--- AIM ---
From the entries provided below, copy each line that contains the word "title".

Start of LISTED RECORDS

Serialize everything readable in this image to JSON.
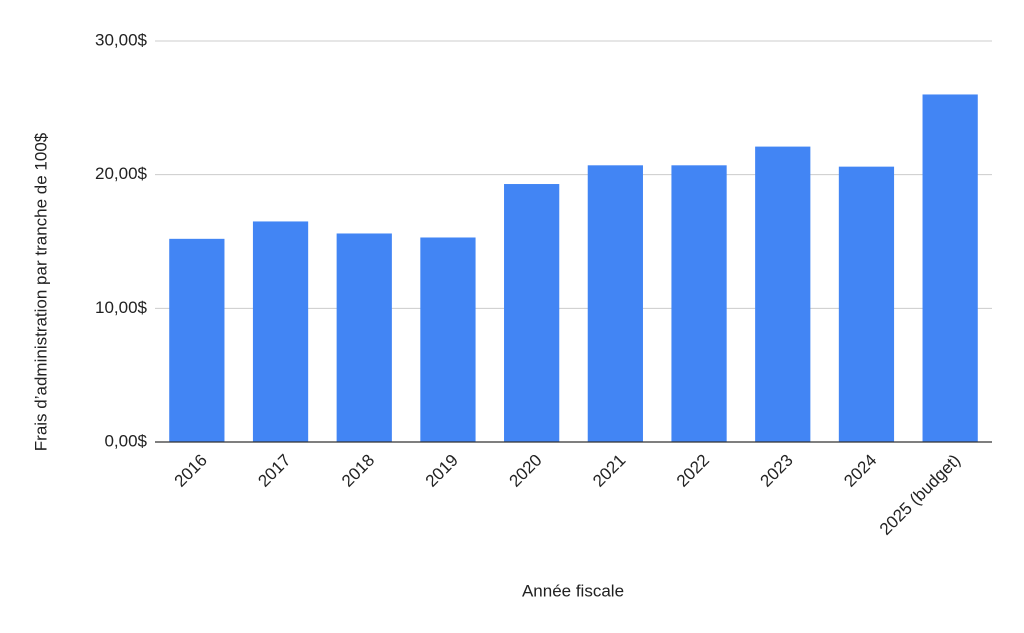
{
  "chart_data": {
    "type": "bar",
    "x_label": "Année fiscale",
    "y_label": "Frais d’administration par tranche de 100$",
    "categories": [
      "2016",
      "2017",
      "2018",
      "2019",
      "2020",
      "2021",
      "2022",
      "2023",
      "2024",
      "2025 (budget)"
    ],
    "values": [
      15.2,
      16.5,
      15.6,
      15.3,
      19.3,
      20.7,
      20.7,
      22.1,
      20.6,
      26.0
    ],
    "color": "#4285f4",
    "ylim": [
      0,
      30
    ],
    "yticks": [
      {
        "value": 0,
        "label": "0,00$"
      },
      {
        "value": 10,
        "label": "10,00$"
      },
      {
        "value": 20,
        "label": "20,00$"
      },
      {
        "value": 30,
        "label": "30,00$"
      }
    ],
    "grid": true
  }
}
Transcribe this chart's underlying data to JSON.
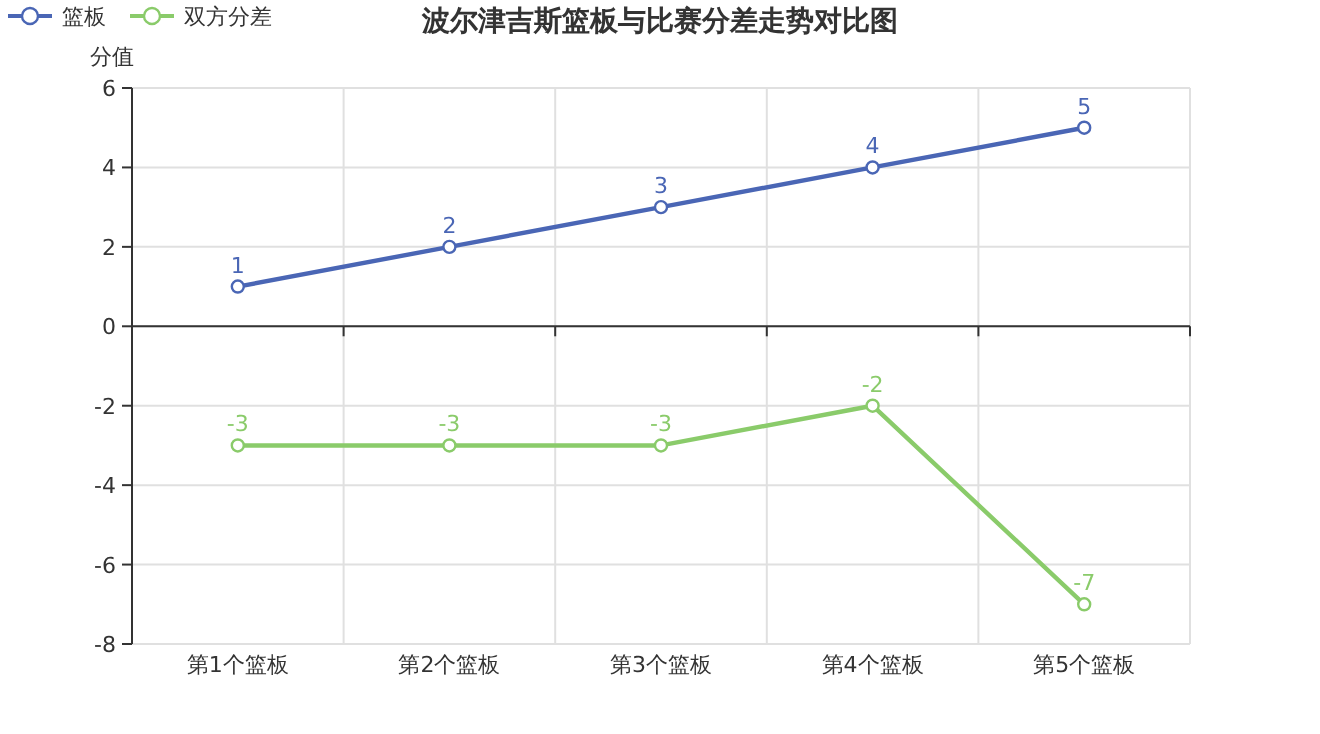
{
  "chart_data": {
    "type": "line",
    "title": "波尔津吉斯篮板与比赛分差走势对比图",
    "ylabel": "分值",
    "categories": [
      "第1个篮板",
      "第2个篮板",
      "第3个篮板",
      "第4个篮板",
      "第5个篮板"
    ],
    "series": [
      {
        "name": "篮板",
        "color": "#4a66b5",
        "values": [
          1,
          2,
          3,
          4,
          5
        ]
      },
      {
        "name": "双方分差",
        "color": "#8acb6a",
        "values": [
          -3,
          -3,
          -3,
          -2,
          -7
        ]
      }
    ],
    "ylim": [
      -8,
      6
    ],
    "yticks": [
      -8,
      -6,
      -4,
      -2,
      0,
      2,
      4,
      6
    ],
    "grid": true,
    "legend": "top left",
    "marker": "circle",
    "line_style": "solid",
    "data_labels": true
  }
}
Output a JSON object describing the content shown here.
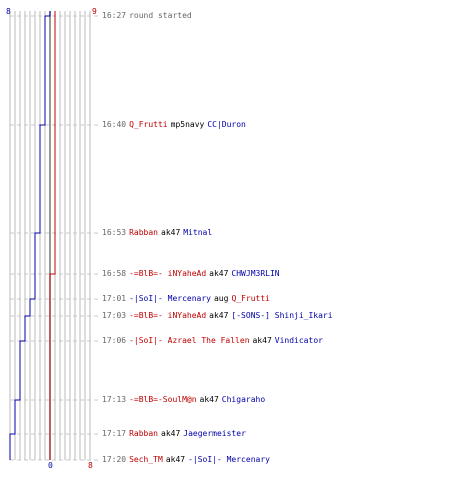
{
  "axis": {
    "top_left": "8",
    "top_right": "9",
    "bottom_left": "0",
    "bottom_right": "8"
  },
  "colors": {
    "team_red": "#c00000",
    "team_blue": "#0000aa",
    "gray_text": "#666666",
    "grid": "#bbbbbb"
  },
  "events": [
    {
      "time": "16:27",
      "message": "round started"
    },
    {
      "time": "16:40",
      "killer": "Q_Frutti",
      "killer_team": "red",
      "weapon": "mp5navy",
      "victim": "CC|Duron",
      "victim_team": "blue"
    },
    {
      "time": "16:53",
      "killer": "Rabban",
      "killer_team": "red",
      "weapon": "ak47",
      "victim": "Mitnal",
      "victim_team": "blue"
    },
    {
      "time": "16:58",
      "killer": "-=BlB=- iNYaheAd",
      "killer_team": "red",
      "weapon": "ak47",
      "victim": "CHWJM3RLIN",
      "victim_team": "blue"
    },
    {
      "time": "17:01",
      "killer": "-|SoI|- Mercenary",
      "killer_team": "blue",
      "weapon": "aug",
      "victim": "Q_Frutti",
      "victim_team": "red"
    },
    {
      "time": "17:03",
      "killer": "-=BlB=- iNYaheAd",
      "killer_team": "red",
      "weapon": "ak47",
      "victim": "[-SONS-] Shinji_Ikari",
      "victim_team": "blue"
    },
    {
      "time": "17:06",
      "killer": "-|SoI|- Azrael The Fallen",
      "killer_team": "red",
      "weapon": "ak47",
      "victim": "Vindicator",
      "victim_team": "blue"
    },
    {
      "time": "17:13",
      "killer": "-=BlB=-SoulM@n",
      "killer_team": "red",
      "weapon": "ak47",
      "victim": "Chigaraho",
      "victim_team": "blue"
    },
    {
      "time": "17:17",
      "killer": "Rabban",
      "killer_team": "red",
      "weapon": "ak47",
      "victim": "Jaegermeister",
      "victim_team": "blue"
    },
    {
      "time": "17:20",
      "killer": "Sech_TM",
      "killer_team": "red",
      "weapon": "ak47",
      "victim": "-|SoI|- Mercenary",
      "victim_team": "blue"
    }
  ],
  "blue_alive_steps": [
    8,
    7,
    6,
    5,
    5,
    4,
    3,
    2,
    1,
    0
  ],
  "red_alive_steps": [
    9,
    9,
    9,
    9,
    8,
    8,
    8,
    8,
    8,
    8
  ]
}
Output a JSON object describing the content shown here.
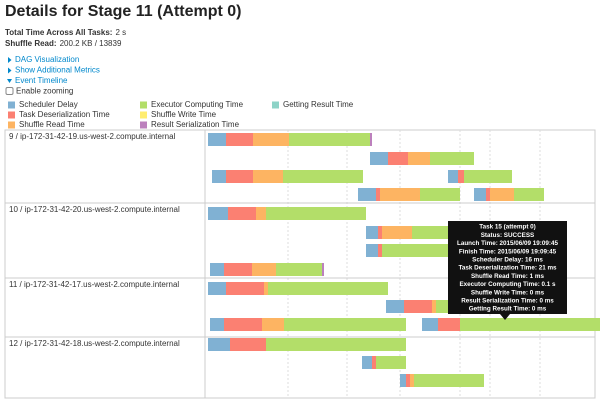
{
  "header": {
    "title": "Details for Stage 11 (Attempt 0)"
  },
  "summary": [
    {
      "label": "Total Time Across All Tasks:",
      "value": "2 s"
    },
    {
      "label": "Shuffle Read:",
      "value": "200.2 KB / 13839"
    }
  ],
  "links": [
    "DAG Visualization",
    "Show Additional Metrics",
    "Event Timeline"
  ],
  "checkbox": "Enable zooming",
  "legend": [
    {
      "name": "Scheduler Delay",
      "color": "#80b1d3"
    },
    {
      "name": "Task Deserialization Time",
      "color": "#fb8072"
    },
    {
      "name": "Shuffle Read Time",
      "color": "#fdb462"
    },
    {
      "name": "Executor Computing Time",
      "color": "#b3de69"
    },
    {
      "name": "Shuffle Write Time",
      "color": "#ffed6f"
    },
    {
      "name": "Result Serialization Time",
      "color": "#bc80bd"
    },
    {
      "name": "Getting Result Time",
      "color": "#8dd3c7"
    }
  ],
  "executors": [
    "9 / ip-172-31-42-19.us-west-2.compute.internal",
    "10 / ip-172-31-42-20.us-west-2.compute.internal",
    "11 / ip-172-31-42-17.us-west-2.compute.internal",
    "12 / ip-172-31-42-18.us-west-2.compute.internal"
  ],
  "tooltip": {
    "lines": [
      "Task 15 (attempt 0)",
      "Status: SUCCESS",
      "Launch Time: 2015/06/09 19:09:45",
      "Finish Time: 2015/06/09 19:09:45",
      "Scheduler Delay: 16 ms",
      "Task Deserialization Time: 21 ms",
      "Shuffle Read Time: 1 ms",
      "Executor Computing Time: 0.1 s",
      "Shuffle Write Time: 0 ms",
      "Result Serialization Time: 0 ms",
      "Getting Result Time: 0 ms"
    ]
  }
}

End of LISTED RECORDS

--- THE SOLUTION ---
    "title": "波尔津吉斯篮板与比赛分差走势对比图",
    "title": "Details for Stage 11 (Attempt 0)"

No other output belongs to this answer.